### Task goal
Identify and copy all lines of the material where the string "this" is found.

### Supplied entries
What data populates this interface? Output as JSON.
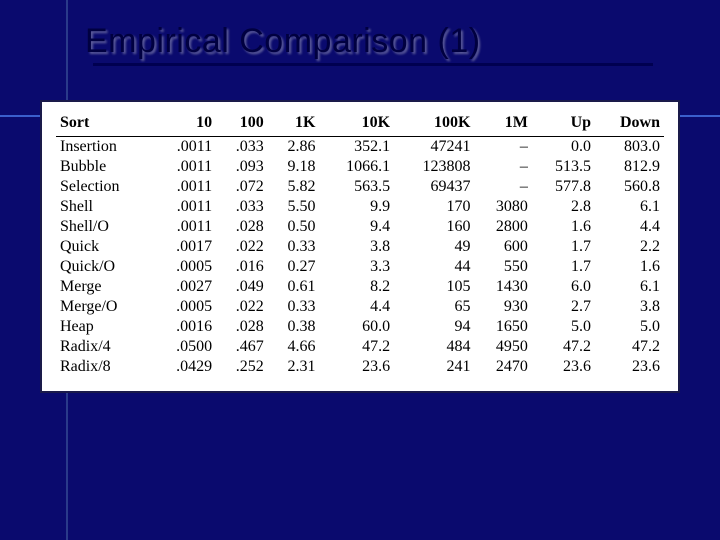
{
  "title": "Empirical Comparison (1)",
  "colors": {
    "slide_bg": "#0a0a6e",
    "title_text": "#000040",
    "panel_bg": "#ffffff",
    "panel_border": "#1a1a4a",
    "accent_line": "#3a5fcd",
    "vert_line": "#2a3a8a",
    "table_text": "#000000"
  },
  "table": {
    "type": "table",
    "columns": [
      "Sort",
      "10",
      "100",
      "1K",
      "10K",
      "100K",
      "1M",
      "Up",
      "Down"
    ],
    "col_align": [
      "left",
      "right",
      "right",
      "right",
      "right",
      "right",
      "right",
      "right",
      "right"
    ],
    "rows": [
      [
        "Insertion",
        ".0011",
        ".033",
        "2.86",
        "352.1",
        "47241",
        "–",
        "0.0",
        "803.0"
      ],
      [
        "Bubble",
        ".0011",
        ".093",
        "9.18",
        "1066.1",
        "123808",
        "–",
        "513.5",
        "812.9"
      ],
      [
        "Selection",
        ".0011",
        ".072",
        "5.82",
        "563.5",
        "69437",
        "–",
        "577.8",
        "560.8"
      ],
      [
        "Shell",
        ".0011",
        ".033",
        "5.50",
        "9.9",
        "170",
        "3080",
        "2.8",
        "6.1"
      ],
      [
        "Shell/O",
        ".0011",
        ".028",
        "0.50",
        "9.4",
        "160",
        "2800",
        "1.6",
        "4.4"
      ],
      [
        "Quick",
        ".0017",
        ".022",
        "0.33",
        "3.8",
        "49",
        "600",
        "1.7",
        "2.2"
      ],
      [
        "Quick/O",
        ".0005",
        ".016",
        "0.27",
        "3.3",
        "44",
        "550",
        "1.7",
        "1.6"
      ],
      [
        "Merge",
        ".0027",
        ".049",
        "0.61",
        "8.2",
        "105",
        "1430",
        "6.0",
        "6.1"
      ],
      [
        "Merge/O",
        ".0005",
        ".022",
        "0.33",
        "4.4",
        "65",
        "930",
        "2.7",
        "3.8"
      ],
      [
        "Heap",
        ".0016",
        ".028",
        "0.38",
        "60.0",
        "94",
        "1650",
        "5.0",
        "5.0"
      ],
      [
        "Radix/4",
        ".0500",
        ".467",
        "4.66",
        "47.2",
        "484",
        "4950",
        "47.2",
        "47.2"
      ],
      [
        "Radix/8",
        ".0429",
        ".252",
        "2.31",
        "23.6",
        "241",
        "2470",
        "23.6",
        "23.6"
      ]
    ],
    "header_fontweight": "bold",
    "fontsize_pt": 12,
    "header_border_bottom": "1.5px solid #000"
  }
}
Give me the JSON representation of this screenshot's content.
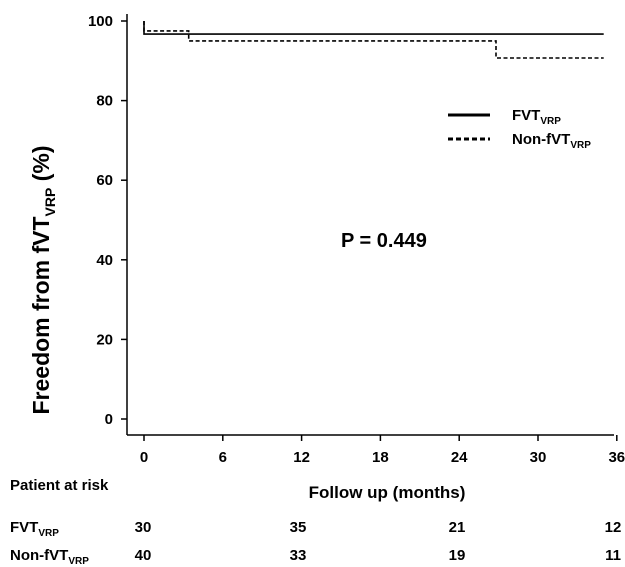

### Answer to the task
What data populates this interface? Output as JSON.
Give me the JSON representation of this screenshot's content.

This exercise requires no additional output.